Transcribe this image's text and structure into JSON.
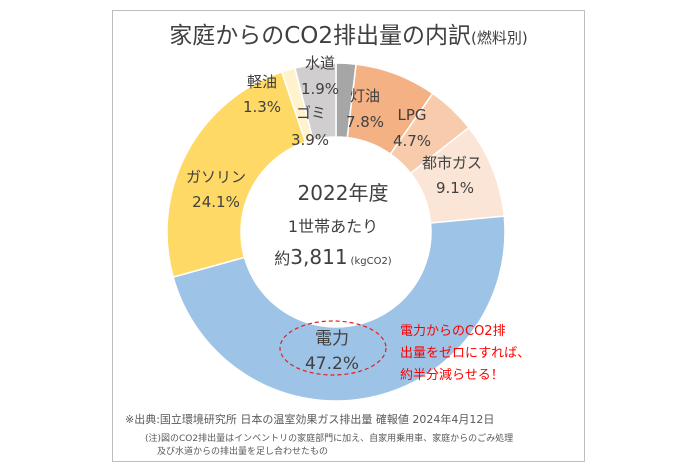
{
  "title": "家庭からのCO2排出量の内訳",
  "subtitle": "(燃料別)",
  "center": {
    "year": "2022年度",
    "line1": "1世帯あたり",
    "prefix": "約",
    "value": "3,811",
    "unit": "(kgCO2)"
  },
  "callout": {
    "line1": "電力からのCO2排",
    "line2": "出量をゼロにすれば、",
    "line3": "約半分減らせる！",
    "color": "#ff0000"
  },
  "source_text": "※出典:国立環境研究所 日本の温室効果ガス排出量 確報値 2024年4月12日",
  "footnote_line1": "(注)図のCO2排出量はインベントリの家庭部門に加え、自家用乗用車、家庭からのごみ処理",
  "footnote_line2": "及び水道からの排出量を足し合わせたもの",
  "chart_data": {
    "type": "pie",
    "title": "家庭からのCO2排出量の内訳(燃料別)",
    "categories": [
      "水道",
      "灯油",
      "LPG",
      "都市ガス",
      "電力",
      "ガソリン",
      "軽油",
      "ゴミ"
    ],
    "values": [
      1.9,
      7.8,
      4.7,
      9.1,
      47.2,
      24.1,
      1.3,
      3.9
    ],
    "value_labels": [
      "1.9%",
      "7.8%",
      "4.7%",
      "9.1%",
      "47.2%",
      "24.1%",
      "1.3%",
      "3.9%"
    ],
    "colors": [
      "#a6a6a6",
      "#f4b183",
      "#f8cbad",
      "#fbe5d6",
      "#9dc3e6",
      "#ffd966",
      "#fff2cc",
      "#d0cece"
    ],
    "hole": "donut",
    "start": "top, clockwise"
  }
}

- _Task instructions_
Copy everything in the records above except the pictures, exactly as written.

- _Exercise response_
Transcribe this image's text and structure into JSON.
{
  "title": "家庭からのCO2排出量の内訳",
  "subtitle": "(燃料別)",
  "center": {
    "year": "2022年度",
    "line1": "1世帯あたり",
    "prefix": "約",
    "value": "3,811",
    "unit": "(kgCO2)"
  },
  "callout": {
    "line1": "電力からのCO2排",
    "line2": "出量をゼロにすれば、",
    "line3": "約半分減らせる！",
    "color": "#ff0000"
  },
  "source_text": "※出典:国立環境研究所 日本の温室効果ガス排出量 確報値 2024年4月12日",
  "footnote_line1": "(注)図のCO2排出量はインベントリの家庭部門に加え、自家用乗用車、家庭からのごみ処理",
  "footnote_line2": "及び水道からの排出量を足し合わせたもの",
  "chart_data": {
    "type": "pie",
    "title": "家庭からのCO2排出量の内訳(燃料別)",
    "categories": [
      "水道",
      "灯油",
      "LPG",
      "都市ガス",
      "電力",
      "ガソリン",
      "軽油",
      "ゴミ"
    ],
    "values": [
      1.9,
      7.8,
      4.7,
      9.1,
      47.2,
      24.1,
      1.3,
      3.9
    ],
    "value_labels": [
      "1.9%",
      "7.8%",
      "4.7%",
      "9.1%",
      "47.2%",
      "24.1%",
      "1.3%",
      "3.9%"
    ],
    "colors": [
      "#a6a6a6",
      "#f4b183",
      "#f8cbad",
      "#fbe5d6",
      "#9dc3e6",
      "#ffd966",
      "#fff2cc",
      "#d0cece"
    ],
    "hole": "donut",
    "start": "top, clockwise"
  }
}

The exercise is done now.